>> Start
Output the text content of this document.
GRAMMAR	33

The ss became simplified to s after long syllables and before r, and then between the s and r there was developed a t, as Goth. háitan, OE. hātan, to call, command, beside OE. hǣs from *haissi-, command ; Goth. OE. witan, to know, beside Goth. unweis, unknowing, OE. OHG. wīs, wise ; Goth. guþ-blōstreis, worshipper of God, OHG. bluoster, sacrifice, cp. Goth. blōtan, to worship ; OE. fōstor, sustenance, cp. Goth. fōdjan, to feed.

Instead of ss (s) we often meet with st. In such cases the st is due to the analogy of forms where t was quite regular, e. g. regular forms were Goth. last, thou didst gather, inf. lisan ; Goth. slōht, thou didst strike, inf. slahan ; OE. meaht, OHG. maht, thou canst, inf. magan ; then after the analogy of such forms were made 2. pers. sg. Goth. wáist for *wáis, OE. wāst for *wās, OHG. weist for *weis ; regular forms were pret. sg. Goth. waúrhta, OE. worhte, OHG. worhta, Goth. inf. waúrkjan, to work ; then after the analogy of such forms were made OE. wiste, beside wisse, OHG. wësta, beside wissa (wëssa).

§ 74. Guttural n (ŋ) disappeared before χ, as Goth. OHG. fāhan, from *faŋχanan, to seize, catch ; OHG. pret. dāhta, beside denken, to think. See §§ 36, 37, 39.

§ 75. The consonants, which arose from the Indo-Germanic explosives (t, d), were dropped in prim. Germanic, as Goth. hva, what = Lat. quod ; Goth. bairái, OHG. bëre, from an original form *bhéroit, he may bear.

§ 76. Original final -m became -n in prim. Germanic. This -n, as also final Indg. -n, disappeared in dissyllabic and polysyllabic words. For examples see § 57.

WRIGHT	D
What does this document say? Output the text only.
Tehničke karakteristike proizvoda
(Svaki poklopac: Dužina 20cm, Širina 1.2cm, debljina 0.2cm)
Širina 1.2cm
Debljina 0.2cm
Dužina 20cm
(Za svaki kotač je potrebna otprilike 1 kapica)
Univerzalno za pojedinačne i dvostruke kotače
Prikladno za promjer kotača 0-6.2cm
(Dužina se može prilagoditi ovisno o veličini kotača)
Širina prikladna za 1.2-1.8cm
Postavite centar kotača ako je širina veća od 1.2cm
>> End
STATED TASK:
The listing above should be transcribed in full, exactly as written.

EXERCISE RESULT:
Output the text content of this document.
GRAMMAR	33

The ss became simplified to s after long syllables and before r, and then between the s and r there was developed a t, as Goth. háitan, OE. hātan, to call, command, beside OE. hǣs from *haissi-, command ; Goth. OE. witan, to know, beside Goth. unweis, unknowing, OE. OHG. wīs, wise ; Goth. guþ-blōstreis, worshipper of God, OHG. bluoster, sacrifice, cp. Goth. blōtan, to worship ; OE. fōstor, sustenance, cp. Goth. fōdjan, to feed.

Instead of ss (s) we often meet with st. In such cases the st is due to the analogy of forms where t was quite regular, e. g. regular forms were Goth. last, thou didst gather, inf. lisan ; Goth. slōht, thou didst strike, inf. slahan ; OE. meaht, OHG. maht, thou canst, inf. magan ; then after the analogy of such forms were made 2. pers. sg. Goth. wáist for *wáis, OE. wāst for *wās, OHG. weist for *weis ; regular forms were pret. sg. Goth. waúrhta, OE. worhte, OHG. worhta, Goth. inf. waúrkjan, to work ; then after the analogy of such forms were made OE. wiste, beside wisse, OHG. wësta, beside wissa (wëssa).

§ 74. Guttural n (ŋ) disappeared before χ, as Goth. OHG. fāhan, from *faŋχanan, to seize, catch ; OHG. pret. dāhta, beside denken, to think. See §§ 36, 37, 39.

§ 75. The consonants, which arose from the Indo-Germanic explosives (t, d), were dropped in prim. Germanic, as Goth. hva, what = Lat. quod ; Goth. bairái, OHG. bëre, from an original form *bhéroit, he may bear.

§ 76. Original final -m became -n in prim. Germanic. This -n, as also final Indg. -n, disappeared in dissyllabic and polysyllabic words. For examples see § 57.

WRIGHT	D
What does this document say? Output the text only.
Tehničke karakteristike proizvoda
(Svaki poklopac: Dužina 20cm, Širina 1.2cm, debljina 0.2cm)
Širina 1.2cm
Debljina 0.2cm
Dužina 20cm
(Za svaki kotač je potrebna otprilike 1 kapica)
Univerzalno za pojedinačne i dvostruke kotače
Prikladno za promjer kotača 0-6.2cm
(Dužina se može prilagoditi ovisno o veličini kotača)
Širina prikladna za 1.2-1.8cm
Postavite centar kotača ako je širina veća od 1.2cm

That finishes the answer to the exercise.